_What to work on_
Please copy out all lines of the entries that contain the word "after".

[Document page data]
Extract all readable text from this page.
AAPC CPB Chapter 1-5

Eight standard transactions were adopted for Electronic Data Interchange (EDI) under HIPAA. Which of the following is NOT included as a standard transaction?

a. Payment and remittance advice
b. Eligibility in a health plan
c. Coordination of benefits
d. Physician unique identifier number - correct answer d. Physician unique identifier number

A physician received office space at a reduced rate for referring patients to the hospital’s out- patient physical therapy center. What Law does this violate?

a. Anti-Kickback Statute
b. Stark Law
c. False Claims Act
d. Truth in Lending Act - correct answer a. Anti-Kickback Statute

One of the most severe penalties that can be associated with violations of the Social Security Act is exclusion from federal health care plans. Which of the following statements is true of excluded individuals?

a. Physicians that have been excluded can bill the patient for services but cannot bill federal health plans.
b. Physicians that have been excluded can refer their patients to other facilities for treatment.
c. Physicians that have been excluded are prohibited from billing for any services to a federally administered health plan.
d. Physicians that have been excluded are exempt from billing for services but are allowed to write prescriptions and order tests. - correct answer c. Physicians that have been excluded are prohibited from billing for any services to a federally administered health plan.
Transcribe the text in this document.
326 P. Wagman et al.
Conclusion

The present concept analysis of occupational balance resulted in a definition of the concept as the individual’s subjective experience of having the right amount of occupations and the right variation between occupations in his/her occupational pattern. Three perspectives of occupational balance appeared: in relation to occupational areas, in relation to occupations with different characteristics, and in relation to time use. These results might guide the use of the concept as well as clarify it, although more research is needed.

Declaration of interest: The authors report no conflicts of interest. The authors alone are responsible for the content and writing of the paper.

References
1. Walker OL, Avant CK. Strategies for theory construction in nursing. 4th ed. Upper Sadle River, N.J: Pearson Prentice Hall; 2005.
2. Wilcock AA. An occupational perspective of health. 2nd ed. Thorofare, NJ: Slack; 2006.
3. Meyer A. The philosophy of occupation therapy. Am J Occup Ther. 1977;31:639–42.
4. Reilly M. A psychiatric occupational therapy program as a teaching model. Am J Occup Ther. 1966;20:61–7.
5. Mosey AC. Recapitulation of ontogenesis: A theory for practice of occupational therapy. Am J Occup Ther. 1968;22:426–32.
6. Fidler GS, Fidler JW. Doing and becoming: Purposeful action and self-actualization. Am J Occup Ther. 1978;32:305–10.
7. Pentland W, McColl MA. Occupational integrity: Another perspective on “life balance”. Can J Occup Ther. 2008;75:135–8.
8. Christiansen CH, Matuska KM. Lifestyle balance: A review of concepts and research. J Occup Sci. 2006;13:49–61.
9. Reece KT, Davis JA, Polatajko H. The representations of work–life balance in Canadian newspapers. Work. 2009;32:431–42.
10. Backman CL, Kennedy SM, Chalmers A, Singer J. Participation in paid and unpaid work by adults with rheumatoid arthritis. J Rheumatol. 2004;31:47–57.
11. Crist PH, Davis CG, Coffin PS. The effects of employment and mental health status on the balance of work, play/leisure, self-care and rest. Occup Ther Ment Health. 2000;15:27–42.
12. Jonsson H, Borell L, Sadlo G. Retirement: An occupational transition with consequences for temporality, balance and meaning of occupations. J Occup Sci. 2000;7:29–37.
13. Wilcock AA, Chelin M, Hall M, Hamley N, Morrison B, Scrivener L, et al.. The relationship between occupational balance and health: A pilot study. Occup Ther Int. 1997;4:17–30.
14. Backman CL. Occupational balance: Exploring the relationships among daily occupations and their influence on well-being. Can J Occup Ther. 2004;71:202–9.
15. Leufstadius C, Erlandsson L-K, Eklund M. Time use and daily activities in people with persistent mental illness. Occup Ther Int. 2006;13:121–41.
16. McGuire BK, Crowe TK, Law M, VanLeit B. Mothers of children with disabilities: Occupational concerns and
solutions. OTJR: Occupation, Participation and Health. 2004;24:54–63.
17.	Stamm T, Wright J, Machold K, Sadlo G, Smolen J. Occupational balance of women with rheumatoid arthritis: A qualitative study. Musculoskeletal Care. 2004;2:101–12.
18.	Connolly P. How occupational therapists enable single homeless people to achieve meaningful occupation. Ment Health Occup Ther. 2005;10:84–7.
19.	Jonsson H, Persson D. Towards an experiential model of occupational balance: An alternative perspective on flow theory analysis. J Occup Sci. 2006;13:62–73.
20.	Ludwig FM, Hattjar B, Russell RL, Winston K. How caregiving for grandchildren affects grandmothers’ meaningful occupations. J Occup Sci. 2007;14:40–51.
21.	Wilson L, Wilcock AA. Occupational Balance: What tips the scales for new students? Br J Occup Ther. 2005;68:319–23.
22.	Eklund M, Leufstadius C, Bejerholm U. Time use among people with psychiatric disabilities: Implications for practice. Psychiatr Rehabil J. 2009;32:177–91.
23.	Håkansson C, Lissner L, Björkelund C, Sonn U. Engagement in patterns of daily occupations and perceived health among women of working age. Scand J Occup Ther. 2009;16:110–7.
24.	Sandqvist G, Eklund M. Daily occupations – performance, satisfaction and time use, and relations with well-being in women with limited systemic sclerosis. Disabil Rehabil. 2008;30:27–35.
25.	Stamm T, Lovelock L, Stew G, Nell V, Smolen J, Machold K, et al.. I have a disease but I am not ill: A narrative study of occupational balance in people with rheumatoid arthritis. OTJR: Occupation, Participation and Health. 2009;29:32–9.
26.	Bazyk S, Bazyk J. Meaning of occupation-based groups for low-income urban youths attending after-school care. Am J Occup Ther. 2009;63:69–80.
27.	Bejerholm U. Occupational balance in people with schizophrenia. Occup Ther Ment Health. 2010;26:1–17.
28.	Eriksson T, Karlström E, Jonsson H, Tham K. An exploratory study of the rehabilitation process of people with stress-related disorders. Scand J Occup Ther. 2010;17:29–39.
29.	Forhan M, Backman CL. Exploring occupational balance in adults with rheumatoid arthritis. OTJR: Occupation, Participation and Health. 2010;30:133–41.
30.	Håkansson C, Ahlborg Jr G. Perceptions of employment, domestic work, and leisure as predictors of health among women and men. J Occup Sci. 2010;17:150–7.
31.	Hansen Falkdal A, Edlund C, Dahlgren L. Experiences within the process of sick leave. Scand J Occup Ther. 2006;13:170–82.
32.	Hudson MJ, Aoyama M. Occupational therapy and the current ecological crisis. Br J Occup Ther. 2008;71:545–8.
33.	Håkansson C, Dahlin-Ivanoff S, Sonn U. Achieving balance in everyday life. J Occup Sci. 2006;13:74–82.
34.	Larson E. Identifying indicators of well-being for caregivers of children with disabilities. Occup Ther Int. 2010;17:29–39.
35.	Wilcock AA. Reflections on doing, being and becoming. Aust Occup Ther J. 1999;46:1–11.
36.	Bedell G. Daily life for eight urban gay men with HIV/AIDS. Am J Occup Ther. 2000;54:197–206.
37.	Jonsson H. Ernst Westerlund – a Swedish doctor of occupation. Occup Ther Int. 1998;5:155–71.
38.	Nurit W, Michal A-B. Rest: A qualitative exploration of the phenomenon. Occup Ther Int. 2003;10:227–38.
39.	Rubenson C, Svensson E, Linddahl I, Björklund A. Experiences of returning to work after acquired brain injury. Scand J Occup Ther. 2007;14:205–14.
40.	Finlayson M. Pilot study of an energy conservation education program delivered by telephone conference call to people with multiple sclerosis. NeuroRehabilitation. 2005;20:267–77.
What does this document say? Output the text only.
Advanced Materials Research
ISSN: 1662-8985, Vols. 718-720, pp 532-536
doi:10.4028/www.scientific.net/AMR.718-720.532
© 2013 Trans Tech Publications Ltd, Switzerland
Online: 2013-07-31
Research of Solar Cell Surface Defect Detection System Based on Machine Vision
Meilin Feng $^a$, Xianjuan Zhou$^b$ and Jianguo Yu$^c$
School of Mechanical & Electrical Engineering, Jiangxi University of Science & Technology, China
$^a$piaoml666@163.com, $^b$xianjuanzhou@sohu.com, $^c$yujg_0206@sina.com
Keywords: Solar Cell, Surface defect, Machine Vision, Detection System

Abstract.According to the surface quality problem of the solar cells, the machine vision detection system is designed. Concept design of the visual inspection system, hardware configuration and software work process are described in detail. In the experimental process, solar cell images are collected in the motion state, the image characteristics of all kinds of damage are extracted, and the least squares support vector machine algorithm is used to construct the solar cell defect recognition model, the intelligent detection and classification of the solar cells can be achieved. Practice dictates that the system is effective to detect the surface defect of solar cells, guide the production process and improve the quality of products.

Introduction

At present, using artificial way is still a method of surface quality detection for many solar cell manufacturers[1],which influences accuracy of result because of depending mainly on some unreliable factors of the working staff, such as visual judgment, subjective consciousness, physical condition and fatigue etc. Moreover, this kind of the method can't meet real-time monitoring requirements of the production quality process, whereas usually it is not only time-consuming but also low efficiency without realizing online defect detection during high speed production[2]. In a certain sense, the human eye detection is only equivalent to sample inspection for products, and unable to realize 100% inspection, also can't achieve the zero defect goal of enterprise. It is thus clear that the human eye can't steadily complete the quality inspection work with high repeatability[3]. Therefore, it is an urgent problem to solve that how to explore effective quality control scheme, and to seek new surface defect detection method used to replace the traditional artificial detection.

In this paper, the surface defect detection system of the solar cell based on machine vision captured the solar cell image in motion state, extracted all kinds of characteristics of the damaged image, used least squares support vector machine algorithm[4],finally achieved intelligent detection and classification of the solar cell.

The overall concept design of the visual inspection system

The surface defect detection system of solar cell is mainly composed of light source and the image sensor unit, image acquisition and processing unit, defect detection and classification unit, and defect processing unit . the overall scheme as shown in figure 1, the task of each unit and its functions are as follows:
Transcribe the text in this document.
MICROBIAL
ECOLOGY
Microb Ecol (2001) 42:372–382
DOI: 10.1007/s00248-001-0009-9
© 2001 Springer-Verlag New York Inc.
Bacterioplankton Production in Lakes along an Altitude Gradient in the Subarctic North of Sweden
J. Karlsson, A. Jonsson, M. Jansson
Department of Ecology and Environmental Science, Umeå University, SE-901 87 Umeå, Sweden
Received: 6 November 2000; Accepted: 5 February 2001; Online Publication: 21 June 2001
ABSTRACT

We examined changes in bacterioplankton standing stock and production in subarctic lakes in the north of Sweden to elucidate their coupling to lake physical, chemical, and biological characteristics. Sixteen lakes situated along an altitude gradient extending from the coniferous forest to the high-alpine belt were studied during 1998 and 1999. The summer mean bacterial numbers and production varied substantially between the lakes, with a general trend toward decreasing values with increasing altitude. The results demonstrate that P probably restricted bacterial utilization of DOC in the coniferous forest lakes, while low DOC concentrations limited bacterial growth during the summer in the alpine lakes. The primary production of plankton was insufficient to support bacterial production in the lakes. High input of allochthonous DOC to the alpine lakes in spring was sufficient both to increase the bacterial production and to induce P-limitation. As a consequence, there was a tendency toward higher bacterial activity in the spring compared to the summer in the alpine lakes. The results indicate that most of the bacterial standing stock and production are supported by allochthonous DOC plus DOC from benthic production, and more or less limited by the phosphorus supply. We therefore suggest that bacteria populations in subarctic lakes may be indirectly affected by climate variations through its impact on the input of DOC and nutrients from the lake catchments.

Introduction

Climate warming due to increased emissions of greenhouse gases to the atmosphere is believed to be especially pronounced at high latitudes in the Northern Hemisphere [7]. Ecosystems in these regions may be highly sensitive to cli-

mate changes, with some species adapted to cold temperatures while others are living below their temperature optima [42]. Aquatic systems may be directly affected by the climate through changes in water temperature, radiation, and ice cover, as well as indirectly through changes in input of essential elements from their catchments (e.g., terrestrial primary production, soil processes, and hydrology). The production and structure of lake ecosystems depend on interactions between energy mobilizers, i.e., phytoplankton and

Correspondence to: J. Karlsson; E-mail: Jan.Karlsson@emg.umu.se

_Result below_
26.	Bazyk S, Bazyk J. Meaning of occupation-based groups for low-income urban youths attending after-school care. Am J Occup Ther. 2009;63:69–80.
39.	Rubenson C, Svensson E, Linddahl I, Björklund A. Experiences of returning to work after acquired brain injury. Scand J Occup Ther. 2007;14:205–14.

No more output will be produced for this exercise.